━━ Information provided

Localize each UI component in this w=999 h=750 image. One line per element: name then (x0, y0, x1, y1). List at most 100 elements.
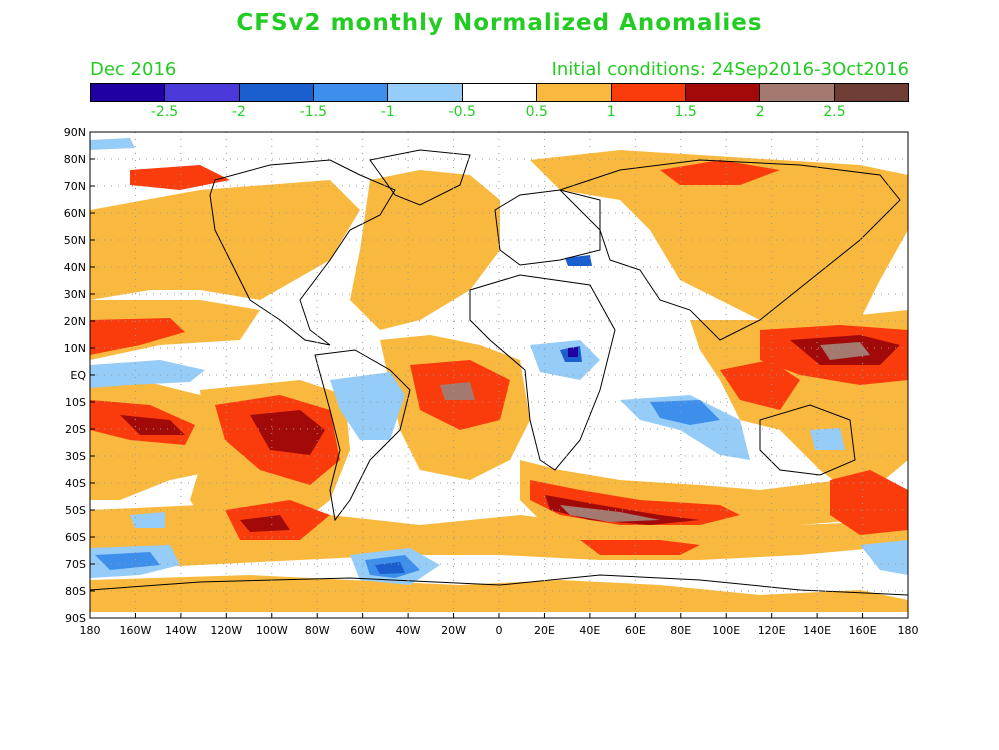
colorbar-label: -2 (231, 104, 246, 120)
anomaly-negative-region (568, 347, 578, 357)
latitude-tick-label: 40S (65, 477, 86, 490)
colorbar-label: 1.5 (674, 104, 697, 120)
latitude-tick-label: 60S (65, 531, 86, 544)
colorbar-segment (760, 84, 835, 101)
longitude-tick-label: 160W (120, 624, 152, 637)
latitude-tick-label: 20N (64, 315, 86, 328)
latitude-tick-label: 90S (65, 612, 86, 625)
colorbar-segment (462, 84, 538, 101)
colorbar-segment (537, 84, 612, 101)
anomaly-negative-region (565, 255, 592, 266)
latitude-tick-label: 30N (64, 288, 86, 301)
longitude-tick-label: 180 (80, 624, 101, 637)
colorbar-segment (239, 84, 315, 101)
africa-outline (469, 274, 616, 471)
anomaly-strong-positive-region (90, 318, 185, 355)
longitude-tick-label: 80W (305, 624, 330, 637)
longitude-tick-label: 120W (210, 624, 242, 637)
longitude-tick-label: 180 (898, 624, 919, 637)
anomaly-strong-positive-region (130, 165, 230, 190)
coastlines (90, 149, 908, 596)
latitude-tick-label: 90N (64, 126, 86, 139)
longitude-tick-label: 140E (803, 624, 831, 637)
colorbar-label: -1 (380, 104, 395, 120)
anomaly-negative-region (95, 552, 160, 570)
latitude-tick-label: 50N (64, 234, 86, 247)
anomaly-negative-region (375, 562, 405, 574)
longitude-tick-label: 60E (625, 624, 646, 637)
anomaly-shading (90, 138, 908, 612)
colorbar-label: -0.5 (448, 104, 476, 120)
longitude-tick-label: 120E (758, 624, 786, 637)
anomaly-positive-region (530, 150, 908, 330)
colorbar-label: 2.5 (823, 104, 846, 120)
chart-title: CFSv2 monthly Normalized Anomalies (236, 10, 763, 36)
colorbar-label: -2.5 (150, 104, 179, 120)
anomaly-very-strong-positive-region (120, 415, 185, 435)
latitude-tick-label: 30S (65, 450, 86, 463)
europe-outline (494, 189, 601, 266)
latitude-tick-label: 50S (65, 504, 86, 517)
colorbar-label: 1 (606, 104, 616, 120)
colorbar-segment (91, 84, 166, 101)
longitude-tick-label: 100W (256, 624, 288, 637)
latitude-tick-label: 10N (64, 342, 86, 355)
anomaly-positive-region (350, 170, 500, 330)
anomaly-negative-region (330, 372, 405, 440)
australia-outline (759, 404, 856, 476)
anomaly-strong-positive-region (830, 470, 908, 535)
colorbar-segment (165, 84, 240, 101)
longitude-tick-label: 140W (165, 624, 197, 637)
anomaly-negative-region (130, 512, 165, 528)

━━━━

= Direction =
Can you copy out only the lines from the one with "colorbar-label: -2 (231, 104, 246, 120)" through the one with "longitude-tick-label: 180 (898, 624, 919, 637)", putting "colorbar-block" in place of "colorbar-segment" wherever it occurs and changing nothing else?

= Solution to the exercise =
colorbar-label: -2 (231, 104, 246, 120)
anomaly-negative-region (568, 347, 578, 357)
latitude-tick-label: 40S (65, 477, 86, 490)
colorbar-label: 1.5 (674, 104, 697, 120)
latitude-tick-label: 60S (65, 531, 86, 544)
colorbar-block (760, 84, 835, 101)
longitude-tick-label: 160W (120, 624, 152, 637)
latitude-tick-label: 20N (64, 315, 86, 328)
latitude-tick-label: 90S (65, 612, 86, 625)
colorbar-block (462, 84, 538, 101)
colorbar-block (537, 84, 612, 101)
anomaly-negative-region (565, 255, 592, 266)
latitude-tick-label: 30N (64, 288, 86, 301)
longitude-tick-label: 180 (80, 624, 101, 637)
colorbar-block (239, 84, 315, 101)
africa-outline (469, 274, 616, 471)
anomaly-strong-positive-region (90, 318, 185, 355)
longitude-tick-label: 80W (305, 624, 330, 637)
longitude-tick-label: 120W (210, 624, 242, 637)
longitude-tick-label: 180 (898, 624, 919, 637)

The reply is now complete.